Your goal
Please reproduce every line of the data below word for word, omitting the pictures from your answer.

Box coordinate listings
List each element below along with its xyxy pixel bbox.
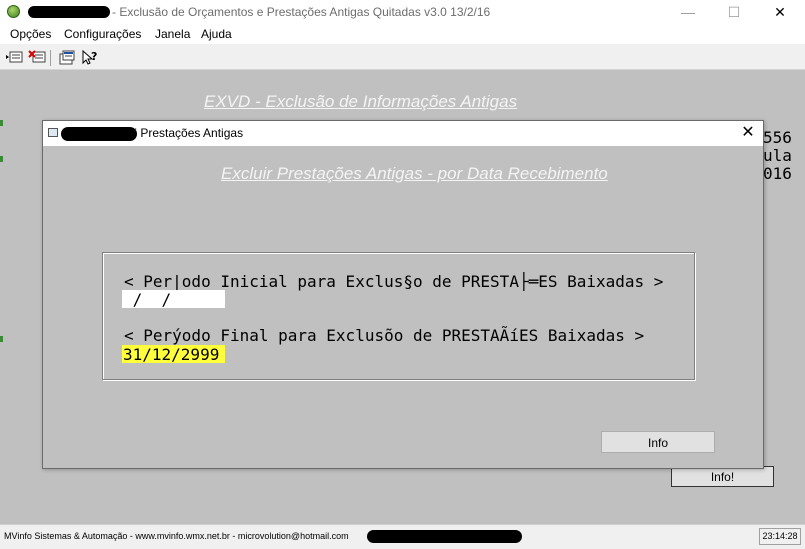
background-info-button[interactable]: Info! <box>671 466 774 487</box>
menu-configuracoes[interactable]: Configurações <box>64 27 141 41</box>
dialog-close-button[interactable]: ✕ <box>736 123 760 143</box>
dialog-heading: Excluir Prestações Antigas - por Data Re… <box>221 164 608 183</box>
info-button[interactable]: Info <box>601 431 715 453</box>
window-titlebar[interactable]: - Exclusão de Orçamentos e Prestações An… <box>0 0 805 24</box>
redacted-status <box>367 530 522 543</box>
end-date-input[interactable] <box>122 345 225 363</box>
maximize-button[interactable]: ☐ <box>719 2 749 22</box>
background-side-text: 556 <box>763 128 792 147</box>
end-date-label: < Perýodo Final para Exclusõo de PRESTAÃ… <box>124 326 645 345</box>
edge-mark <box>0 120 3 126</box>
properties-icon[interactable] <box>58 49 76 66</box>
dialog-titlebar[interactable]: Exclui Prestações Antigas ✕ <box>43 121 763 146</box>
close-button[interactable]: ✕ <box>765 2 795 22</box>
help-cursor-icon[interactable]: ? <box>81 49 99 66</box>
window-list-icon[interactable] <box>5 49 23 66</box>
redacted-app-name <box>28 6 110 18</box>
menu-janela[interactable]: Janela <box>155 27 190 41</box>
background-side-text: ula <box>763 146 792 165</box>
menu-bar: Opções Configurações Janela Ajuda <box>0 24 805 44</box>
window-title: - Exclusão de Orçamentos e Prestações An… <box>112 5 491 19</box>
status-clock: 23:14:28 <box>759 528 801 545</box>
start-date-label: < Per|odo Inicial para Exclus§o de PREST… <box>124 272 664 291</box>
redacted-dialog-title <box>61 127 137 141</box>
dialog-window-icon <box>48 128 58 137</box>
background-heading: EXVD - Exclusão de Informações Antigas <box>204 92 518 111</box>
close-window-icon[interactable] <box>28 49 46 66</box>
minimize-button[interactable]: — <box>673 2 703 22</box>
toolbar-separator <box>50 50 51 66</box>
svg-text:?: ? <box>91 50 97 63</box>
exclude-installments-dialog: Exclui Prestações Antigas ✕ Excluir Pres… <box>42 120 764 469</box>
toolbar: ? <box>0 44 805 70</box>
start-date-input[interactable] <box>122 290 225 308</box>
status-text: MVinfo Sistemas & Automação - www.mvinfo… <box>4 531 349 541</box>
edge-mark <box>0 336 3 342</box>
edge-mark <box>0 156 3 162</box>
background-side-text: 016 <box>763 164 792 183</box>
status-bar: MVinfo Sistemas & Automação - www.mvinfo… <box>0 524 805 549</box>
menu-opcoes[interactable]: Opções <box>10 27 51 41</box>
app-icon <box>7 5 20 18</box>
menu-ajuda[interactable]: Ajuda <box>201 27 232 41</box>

Solution for this task
List each element below along with its xyxy pixel bbox.
background-info-button[interactable]: Info! <box>671 466 774 487</box>
menu-configuracoes[interactable]: Configurações <box>64 27 141 41</box>
dialog-close-button[interactable]: ✕ <box>736 123 760 143</box>
dialog-heading: Excluir Prestações Antigas - por Data Re… <box>221 164 608 183</box>
info-button[interactable]: Info <box>601 431 715 453</box>
window-titlebar[interactable]: - Exclusão de Orçamentos e Prestações An… <box>0 0 805 24</box>
redacted-status <box>367 530 522 543</box>
end-date-input[interactable] <box>122 345 225 363</box>
maximize-button[interactable]: ☐ <box>719 2 749 22</box>
background-side-text: 556 <box>763 128 792 147</box>
end-date-label: < Perýodo Final para Exclusõo de PRESTAÃ… <box>124 326 645 345</box>
edge-mark <box>0 120 3 126</box>
properties-icon[interactable] <box>58 49 76 66</box>
dialog-titlebar[interactable]: Exclui Prestações Antigas ✕ <box>43 121 763 146</box>
close-button[interactable]: ✕ <box>765 2 795 22</box>
help-cursor-icon[interactable]: ? <box>81 49 99 66</box>
window-list-icon[interactable] <box>5 49 23 66</box>
redacted-app-name <box>28 6 110 18</box>
menu-janela[interactable]: Janela <box>155 27 190 41</box>
background-side-text: ula <box>763 146 792 165</box>
menu-bar: Opções Configurações Janela Ajuda <box>0 24 805 44</box>
window-title: - Exclusão de Orçamentos e Prestações An… <box>112 5 491 19</box>
status-clock: 23:14:28 <box>759 528 801 545</box>
start-date-label: < Per|odo Inicial para Exclus§o de PREST… <box>124 272 664 291</box>
redacted-dialog-title <box>61 127 137 141</box>
dialog-window-icon <box>48 128 58 137</box>
background-heading: EXVD - Exclusão de Informações Antigas <box>204 92 518 111</box>
close-window-icon[interactable] <box>28 49 46 66</box>
minimize-button[interactable]: — <box>673 2 703 22</box>
toolbar-separator <box>50 50 51 66</box>
svg-text:?: ? <box>91 50 97 63</box>
exclude-installments-dialog: Exclui Prestações Antigas ✕ Excluir Pres… <box>42 120 764 469</box>
toolbar: ? <box>0 44 805 70</box>
start-date-input[interactable] <box>122 290 225 308</box>
status-text: MVinfo Sistemas & Automação - www.mvinfo… <box>4 531 349 541</box>
edge-mark <box>0 336 3 342</box>
edge-mark <box>0 156 3 162</box>
background-side-text: 016 <box>763 164 792 183</box>
status-bar: MVinfo Sistemas & Automação - www.mvinfo… <box>0 524 805 549</box>
menu-opcoes[interactable]: Opções <box>10 27 51 41</box>
app-icon <box>7 5 20 18</box>
menu-ajuda[interactable]: Ajuda <box>201 27 232 41</box>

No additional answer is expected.